WHAT THE TASK ASKS
Every line must be returned precisely as it is written.

[Stored items]
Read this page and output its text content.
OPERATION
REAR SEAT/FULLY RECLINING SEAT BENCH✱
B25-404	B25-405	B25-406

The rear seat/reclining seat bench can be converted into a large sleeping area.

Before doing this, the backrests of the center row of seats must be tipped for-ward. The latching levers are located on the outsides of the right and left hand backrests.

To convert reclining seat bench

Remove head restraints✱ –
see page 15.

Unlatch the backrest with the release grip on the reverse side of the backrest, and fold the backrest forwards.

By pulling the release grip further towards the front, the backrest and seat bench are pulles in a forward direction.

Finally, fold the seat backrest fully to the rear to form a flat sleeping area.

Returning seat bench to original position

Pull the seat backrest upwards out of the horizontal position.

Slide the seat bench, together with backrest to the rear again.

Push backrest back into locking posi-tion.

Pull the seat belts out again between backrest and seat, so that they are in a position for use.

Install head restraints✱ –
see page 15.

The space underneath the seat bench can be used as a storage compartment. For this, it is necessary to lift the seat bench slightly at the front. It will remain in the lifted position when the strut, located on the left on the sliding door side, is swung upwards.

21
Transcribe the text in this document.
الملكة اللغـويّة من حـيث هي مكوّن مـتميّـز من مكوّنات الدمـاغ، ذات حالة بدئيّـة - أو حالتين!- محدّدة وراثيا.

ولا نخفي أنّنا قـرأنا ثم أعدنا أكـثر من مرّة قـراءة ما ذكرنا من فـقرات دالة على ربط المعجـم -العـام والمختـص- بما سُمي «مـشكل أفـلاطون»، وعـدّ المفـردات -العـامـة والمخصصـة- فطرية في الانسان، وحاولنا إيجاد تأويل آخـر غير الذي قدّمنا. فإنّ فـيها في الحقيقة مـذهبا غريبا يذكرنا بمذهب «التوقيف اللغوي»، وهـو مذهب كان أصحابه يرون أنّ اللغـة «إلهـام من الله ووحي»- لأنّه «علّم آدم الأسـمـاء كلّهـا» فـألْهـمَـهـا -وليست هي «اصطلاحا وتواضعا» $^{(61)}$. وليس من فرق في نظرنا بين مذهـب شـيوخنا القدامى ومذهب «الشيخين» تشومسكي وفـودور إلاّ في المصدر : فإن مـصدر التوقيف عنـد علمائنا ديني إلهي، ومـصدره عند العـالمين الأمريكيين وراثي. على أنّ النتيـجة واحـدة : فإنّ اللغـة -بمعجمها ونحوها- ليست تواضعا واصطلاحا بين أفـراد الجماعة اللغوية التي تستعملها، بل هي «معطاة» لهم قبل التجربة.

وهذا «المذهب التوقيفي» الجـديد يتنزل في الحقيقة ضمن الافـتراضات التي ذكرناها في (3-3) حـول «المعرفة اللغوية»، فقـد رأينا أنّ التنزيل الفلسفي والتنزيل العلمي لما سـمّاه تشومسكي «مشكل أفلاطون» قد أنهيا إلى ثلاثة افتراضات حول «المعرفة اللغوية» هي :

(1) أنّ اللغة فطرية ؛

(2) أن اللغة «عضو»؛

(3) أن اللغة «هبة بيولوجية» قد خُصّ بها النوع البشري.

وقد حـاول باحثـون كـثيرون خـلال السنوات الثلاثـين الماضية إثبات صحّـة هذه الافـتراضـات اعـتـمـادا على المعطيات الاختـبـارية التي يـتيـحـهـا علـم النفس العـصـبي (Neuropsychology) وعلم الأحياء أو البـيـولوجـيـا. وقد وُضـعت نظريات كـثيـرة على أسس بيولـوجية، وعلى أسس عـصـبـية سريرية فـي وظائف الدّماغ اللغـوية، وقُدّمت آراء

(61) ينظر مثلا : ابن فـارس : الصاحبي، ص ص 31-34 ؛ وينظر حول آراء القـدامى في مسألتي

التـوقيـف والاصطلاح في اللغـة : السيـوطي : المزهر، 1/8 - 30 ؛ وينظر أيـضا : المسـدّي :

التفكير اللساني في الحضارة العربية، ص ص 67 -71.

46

COMPLETED EXERCISE
Read this page and output its text content.
OPERATION
REAR SEAT/FULLY RECLINING SEAT BENCH✱
B25-404	B25-405	B25-406

The rear seat/reclining seat bench can be converted into a large sleeping area.

Before doing this, the backrests of the center row of seats must be tipped for-ward. The latching levers are located on the outsides of the right and left hand backrests.

To convert reclining seat bench

Remove head restraints✱ –
see page 15.

Unlatch the backrest with the release grip on the reverse side of the backrest, and fold the backrest forwards.

By pulling the release grip further towards the front, the backrest and seat bench are pulles in a forward direction.

Finally, fold the seat backrest fully to the rear to form a flat sleeping area.

Returning seat bench to original position

Pull the seat backrest upwards out of the horizontal position.

Slide the seat bench, together with backrest to the rear again.

Push backrest back into locking posi-tion.

Pull the seat belts out again between backrest and seat, so that they are in a position for use.

Install head restraints✱ –
see page 15.

The space underneath the seat bench can be used as a storage compartment. For this, it is necessary to lift the seat bench slightly at the front. It will remain in the lifted position when the strut, located on the left on the sliding door side, is swung upwards.

21
Transcribe the text in this document.
الملكة اللغـويّة من حـيث هي مكوّن مـتميّـز من مكوّنات الدمـاغ، ذات حالة بدئيّـة - أو حالتين!- محدّدة وراثيا.

ولا نخفي أنّنا قـرأنا ثم أعدنا أكـثر من مرّة قـراءة ما ذكرنا من فـقرات دالة على ربط المعجـم -العـام والمختـص- بما سُمي «مـشكل أفـلاطون»، وعـدّ المفـردات -العـامـة والمخصصـة- فطرية في الانسان، وحاولنا إيجاد تأويل آخـر غير الذي قدّمنا. فإنّ فـيها في الحقيقة مـذهبا غريبا يذكرنا بمذهب «التوقيف اللغوي»، وهـو مذهب كان أصحابه يرون أنّ اللغـة «إلهـام من الله ووحي»- لأنّه «علّم آدم الأسـمـاء كلّهـا» فـألْهـمَـهـا -وليست هي «اصطلاحا وتواضعا» $^{(61)}$. وليس من فرق في نظرنا بين مذهـب شـيوخنا القدامى ومذهب «الشيخين» تشومسكي وفـودور إلاّ في المصدر : فإن مـصدر التوقيف عنـد علمائنا ديني إلهي، ومـصدره عند العـالمين الأمريكيين وراثي. على أنّ النتيـجة واحـدة : فإنّ اللغـة -بمعجمها ونحوها- ليست تواضعا واصطلاحا بين أفـراد الجماعة اللغوية التي تستعملها، بل هي «معطاة» لهم قبل التجربة.

وهذا «المذهب التوقيفي» الجـديد يتنزل في الحقيقة ضمن الافـتراضات التي ذكرناها في (3-3) حـول «المعرفة اللغوية»، فقـد رأينا أنّ التنزيل الفلسفي والتنزيل العلمي لما سـمّاه تشومسكي «مشكل أفلاطون» قد أنهيا إلى ثلاثة افتراضات حول «المعرفة اللغوية» هي :

(1) أنّ اللغة فطرية ؛

(2) أن اللغة «عضو»؛

(3) أن اللغة «هبة بيولوجية» قد خُصّ بها النوع البشري.

وقد حـاول باحثـون كـثيرون خـلال السنوات الثلاثـين الماضية إثبات صحّـة هذه الافـتراضـات اعـتـمـادا على المعطيات الاختـبـارية التي يـتيـحـهـا علـم النفس العـصـبي (Neuropsychology) وعلم الأحياء أو البـيـولوجـيـا. وقد وُضـعت نظريات كـثيـرة على أسس بيولـوجية، وعلى أسس عـصـبـية سريرية فـي وظائف الدّماغ اللغـوية، وقُدّمت آراء

(61) ينظر مثلا : ابن فـارس : الصاحبي، ص ص 31-34 ؛ وينظر حول آراء القـدامى في مسألتي

التـوقيـف والاصطلاح في اللغـة : السيـوطي : المزهر، 1/8 - 30 ؛ وينظر أيـضا : المسـدّي :

التفكير اللساني في الحضارة العربية، ص ص 67 -71.

46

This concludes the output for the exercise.